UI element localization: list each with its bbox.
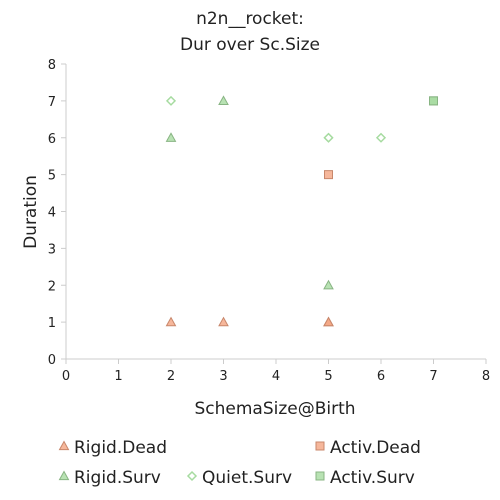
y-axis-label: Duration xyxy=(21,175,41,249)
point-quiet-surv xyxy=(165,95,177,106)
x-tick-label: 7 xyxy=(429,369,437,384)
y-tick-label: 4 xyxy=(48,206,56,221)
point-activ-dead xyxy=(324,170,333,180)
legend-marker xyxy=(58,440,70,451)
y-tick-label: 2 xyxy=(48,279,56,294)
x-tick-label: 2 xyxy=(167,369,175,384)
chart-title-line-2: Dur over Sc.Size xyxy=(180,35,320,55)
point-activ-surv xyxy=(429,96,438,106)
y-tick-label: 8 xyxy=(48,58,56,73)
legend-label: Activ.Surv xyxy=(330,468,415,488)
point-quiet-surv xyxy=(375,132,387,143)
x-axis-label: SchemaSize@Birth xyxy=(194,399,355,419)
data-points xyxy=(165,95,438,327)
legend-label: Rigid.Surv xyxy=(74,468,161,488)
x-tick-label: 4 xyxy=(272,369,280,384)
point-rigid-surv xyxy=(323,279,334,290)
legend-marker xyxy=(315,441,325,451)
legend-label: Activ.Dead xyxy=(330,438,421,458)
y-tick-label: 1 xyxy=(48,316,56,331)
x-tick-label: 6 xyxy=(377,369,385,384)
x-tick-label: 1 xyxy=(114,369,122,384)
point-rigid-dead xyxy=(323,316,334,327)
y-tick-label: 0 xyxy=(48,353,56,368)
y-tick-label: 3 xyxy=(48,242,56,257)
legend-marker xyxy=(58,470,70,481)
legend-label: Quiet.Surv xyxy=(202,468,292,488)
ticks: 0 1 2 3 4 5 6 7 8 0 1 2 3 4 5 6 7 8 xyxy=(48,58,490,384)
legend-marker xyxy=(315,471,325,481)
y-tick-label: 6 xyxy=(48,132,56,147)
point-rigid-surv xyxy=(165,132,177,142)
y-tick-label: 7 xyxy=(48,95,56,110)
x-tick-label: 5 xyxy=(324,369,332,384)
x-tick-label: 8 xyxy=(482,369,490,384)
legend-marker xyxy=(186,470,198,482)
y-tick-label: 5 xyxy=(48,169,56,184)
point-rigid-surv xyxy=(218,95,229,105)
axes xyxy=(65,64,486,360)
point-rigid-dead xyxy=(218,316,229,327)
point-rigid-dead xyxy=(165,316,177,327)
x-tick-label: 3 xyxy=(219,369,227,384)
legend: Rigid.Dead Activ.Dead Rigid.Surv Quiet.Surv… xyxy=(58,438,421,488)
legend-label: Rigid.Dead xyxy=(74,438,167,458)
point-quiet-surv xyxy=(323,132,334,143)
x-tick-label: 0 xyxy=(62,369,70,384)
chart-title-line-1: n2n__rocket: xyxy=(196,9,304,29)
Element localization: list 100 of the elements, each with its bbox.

* * * *

— Aim —
Turn every line of the listing above into a Markdown table with the columns No. and Entry, numbering the rows and skipping blank lines. Leave the pictures out of the table.

— Exercise response —
| No. | Entry |
|---|---|
| 1 | UI element localization: list each with its bbox. |
| 2 | y-axis-label: Duration xyxy=(21,175,41,249) |
| 3 | point-quiet-surv xyxy=(165,95,177,106) |
| 4 | x-tick-label: 7 xyxy=(429,369,437,384) |
| 5 | y-tick-label: 4 xyxy=(48,206,56,221) |
| 6 | point-activ-dead xyxy=(324,170,333,180) |
| 7 | legend-marker xyxy=(58,440,70,451) |
| 8 | y-tick-label: 2 xyxy=(48,279,56,294) |
| 9 | x-tick-label: 2 xyxy=(167,369,175,384) |
| 10 | chart-title-line-2: Dur over Sc.Size xyxy=(180,35,320,55) |
| 11 | point-activ-surv xyxy=(429,96,438,106) |
| 12 | y-tick-label: 8 xyxy=(48,58,56,73) |
| 13 | legend-label: Activ.Surv xyxy=(330,468,415,488) |
| 14 | point-quiet-surv xyxy=(375,132,387,143) |
| 15 | x-axis-label: SchemaSize@Birth xyxy=(194,399,355,419) |
| 16 | data-points xyxy=(165,95,438,327) |
| 17 | legend-label: Rigid.Surv xyxy=(74,468,161,488) |
| 18 | x-tick-label: 4 xyxy=(272,369,280,384) |
| 19 | point-rigid-surv xyxy=(323,279,334,290) |
| 20 | legend-marker xyxy=(315,441,325,451) |
| 21 | legend-label: Activ.Dead xyxy=(330,438,421,458) |
| 22 | y-tick-label: 1 xyxy=(48,316,56,331) |
| 23 | x-tick-label: 6 xyxy=(377,369,385,384) |
| 24 | x-tick-label: 1 xyxy=(114,369,122,384) |
| 25 | point-rigid-dead xyxy=(323,316,334,327) |
| 26 | y-tick-label: 0 xyxy=(48,353,56,368) |
| 27 | y-tick-label: 3 xyxy=(48,242,56,257) |
| 28 | legend-marker xyxy=(58,470,70,481) |
| 29 | legend-label: Quiet.Surv xyxy=(202,468,292,488) |
| 30 | ticks: 0 1 2 3 4 5 6 7 8 0 1 2 3 4 5 6 7 8 xyxy=(48,58,490,384) |
| 31 | legend-marker xyxy=(315,471,325,481) |
| 32 | y-tick-label: 6 xyxy=(48,132,56,147) |
| 33 | point-rigid-surv xyxy=(165,132,177,142) |
| 34 | y-tick-label: 7 xyxy=(48,95,56,110) |
| 35 | x-tick-label: 5 xyxy=(324,369,332,384) |
| 36 | x-tick-label: 8 xyxy=(482,369,490,384) |
| 37 | legend-marker xyxy=(186,470,198,482) |
| 38 | y-tick-label: 5 xyxy=(48,169,56,184) |
| 39 | point-rigid-surv xyxy=(218,95,229,105) |
| 40 | axes xyxy=(65,64,486,360) |
| 41 | point-rigid-dead xyxy=(218,316,229,327) |
| 42 | point-rigid-dead xyxy=(165,316,177,327) |
| 43 | x-tick-label: 3 xyxy=(219,369,227,384) |
| 44 | legend: Rigid.Dead Activ.Dead Rigid.Surv Quiet.Surv… xyxy=(58,438,421,488) |
| 45 | legend-label: Rigid.Dead xyxy=(74,438,167,458) |
| 46 | point-quiet-surv xyxy=(323,132,334,143) |
| 47 | x-tick-label: 0 xyxy=(62,369,70,384) |
| 48 | chart-title-line-1: n2n__rocket: xyxy=(196,9,304,29) |
| 49 | Element localization: list 100 of the elements, each with its bbox. |